20Ten starts with “Compassion”, a sonic nod to Dirty Mind‘s “Sexuality”… but without the sex, and doesn’t get much better from there. In fact, the only mildly noteworthy track is the playful “StickyLike Glue”, which recalls Vintage Prince at his mediocre best. Sadly, great mediocrity is the best you can hope for on an album that includes love jams with lyrics as teeth-pickingly sensual as “I read your letter/Every word/No one writes better/At least, none that I’ve heard”.

Sadly, it’s a safe, by-the-numbers affair, with its nods to religion and polite sensuality. Sure, having fully embraced faith, he’s older and wiser now. He made that clear in his “who, me?” acceptance speech for this year’s BET Lifetime Achievement Award — a tribute that, though drenched in talent, paled in comparison to his 2005 performance after accepting a similar award from the NAACP, where he had the entire audience dancing their asses off in the aisles (including fellow honorees Oprah Winfrey and a little-known Chicago couple, Barack and Michelle Obama).

### Work instructions
[1] In the album review, rename "aisles" to "rows" in everything from "Sadly, it’s a" down to "and Michelle Obama).".
[2] According to the album review, which track is the only mildly noteworthy one on the album?
You won't need the listing for this.

### Data extract
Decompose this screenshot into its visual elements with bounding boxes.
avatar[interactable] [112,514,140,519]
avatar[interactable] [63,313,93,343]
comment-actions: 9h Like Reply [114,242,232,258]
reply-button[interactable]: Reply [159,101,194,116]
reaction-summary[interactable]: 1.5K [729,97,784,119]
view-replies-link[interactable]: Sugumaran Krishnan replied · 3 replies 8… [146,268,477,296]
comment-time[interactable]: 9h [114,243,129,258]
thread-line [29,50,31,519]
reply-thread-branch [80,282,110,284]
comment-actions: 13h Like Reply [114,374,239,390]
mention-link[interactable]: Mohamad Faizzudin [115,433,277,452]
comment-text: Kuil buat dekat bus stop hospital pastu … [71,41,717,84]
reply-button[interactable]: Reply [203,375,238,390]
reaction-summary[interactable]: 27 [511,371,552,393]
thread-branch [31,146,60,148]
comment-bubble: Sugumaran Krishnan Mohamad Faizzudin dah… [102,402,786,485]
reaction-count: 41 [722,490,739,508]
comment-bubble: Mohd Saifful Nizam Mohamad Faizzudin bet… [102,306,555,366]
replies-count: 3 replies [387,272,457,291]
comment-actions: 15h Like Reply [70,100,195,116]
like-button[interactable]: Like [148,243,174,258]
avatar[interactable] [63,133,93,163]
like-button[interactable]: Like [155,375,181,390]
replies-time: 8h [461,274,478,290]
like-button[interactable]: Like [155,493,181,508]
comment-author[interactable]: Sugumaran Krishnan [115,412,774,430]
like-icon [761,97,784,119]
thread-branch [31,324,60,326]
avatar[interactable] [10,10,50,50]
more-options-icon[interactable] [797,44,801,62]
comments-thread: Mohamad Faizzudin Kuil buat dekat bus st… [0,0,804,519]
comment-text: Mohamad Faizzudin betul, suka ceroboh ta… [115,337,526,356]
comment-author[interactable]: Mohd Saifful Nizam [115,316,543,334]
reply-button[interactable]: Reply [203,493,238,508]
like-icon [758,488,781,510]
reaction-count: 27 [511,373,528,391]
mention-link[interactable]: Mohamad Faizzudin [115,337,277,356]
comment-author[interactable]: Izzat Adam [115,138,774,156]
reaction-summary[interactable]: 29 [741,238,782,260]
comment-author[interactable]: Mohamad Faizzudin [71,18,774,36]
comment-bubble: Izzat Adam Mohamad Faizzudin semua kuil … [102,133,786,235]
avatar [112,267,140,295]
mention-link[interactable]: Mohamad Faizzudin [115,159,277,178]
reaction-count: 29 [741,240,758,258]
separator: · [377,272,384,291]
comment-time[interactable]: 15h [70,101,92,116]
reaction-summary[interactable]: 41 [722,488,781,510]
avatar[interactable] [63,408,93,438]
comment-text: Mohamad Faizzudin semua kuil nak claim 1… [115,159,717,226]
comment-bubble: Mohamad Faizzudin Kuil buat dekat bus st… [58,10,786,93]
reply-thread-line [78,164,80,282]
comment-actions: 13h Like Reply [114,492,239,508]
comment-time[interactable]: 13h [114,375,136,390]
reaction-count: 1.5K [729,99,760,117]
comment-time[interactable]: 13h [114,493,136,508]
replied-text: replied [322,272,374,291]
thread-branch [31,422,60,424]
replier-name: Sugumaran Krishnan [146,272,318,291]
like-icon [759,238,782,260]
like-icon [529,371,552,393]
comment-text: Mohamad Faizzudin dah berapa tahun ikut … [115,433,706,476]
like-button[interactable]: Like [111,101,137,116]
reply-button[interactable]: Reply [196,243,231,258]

### Expected outputs
[1]
Sadly, it’s a safe, by-the-numbers affair, with its nods to religion and polite sensuality. Sure, having fully embraced faith, he’s older and wiser now. He made that clear in his “who, me?” acceptance speech for this year’s BET Lifetime Achievement Award — a tribute that, though drenched in talent, paled in comparison to his 2005 performance after accepting a similar award from the NAACP, where he had the entire audience dancing their asses off in the rows (including fellow honorees Oprah Winfrey and a little-known Chicago couple, Barack and Michelle Obama).

[2] "StickyLike Glue"